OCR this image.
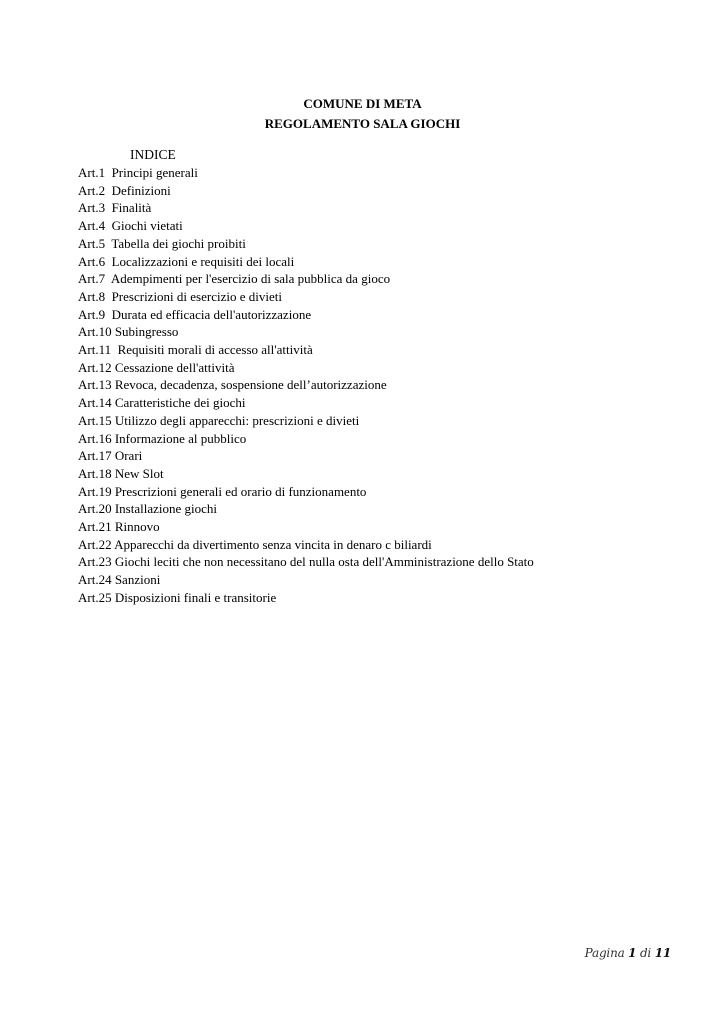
COMUNE DI META
REGOLAMENTO SALA GIOCHI
INDICE
Art.1  Principi generali
Art.2  Definizioni
Art.3  Finalità
Art.4  Giochi vietati
Art.5  Tabella dei giochi proibiti
Art.6  Localizzazioni e requisiti dei locali
Art.7  Adempimenti per l'esercizio di sala pubblica da gioco
Art.8  Prescrizioni di esercizio e divieti
Art.9  Durata ed efficacia dell'autorizzazione
Art.10 Subingresso
Art.11  Requisiti morali di accesso all'attività
Art.12 Cessazione dell'attività
Art.13 Revoca, decadenza, sospensione dell’autorizzazione
Art.14 Caratteristiche dei giochi
Art.15 Utilizzo degli apparecchi: prescrizioni e divieti
Art.16 Informazione al pubblico
Art.17 Orari
Art.18 New Slot
Art.19 Prescrizioni generali ed orario di funzionamento
Art.20 Installazione giochi
Art.21 Rinnovo
Art.22 Apparecchi da divertimento senza vincita in denaro c biliardi
Art.23 Giochi leciti che non necessitano del nulla osta dell'Amministrazione dello Stato
Art.24 Sanzioni
Art.25 Disposizioni finali e transitorie
Pagina 1 di 11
——————
All lines that include "divieti" are to be gathered and copied.

**Full response:**
Art.8  Prescrizioni di esercizio e divieti
Art.15 Utilizzo degli apparecchi: prescrizioni e divieti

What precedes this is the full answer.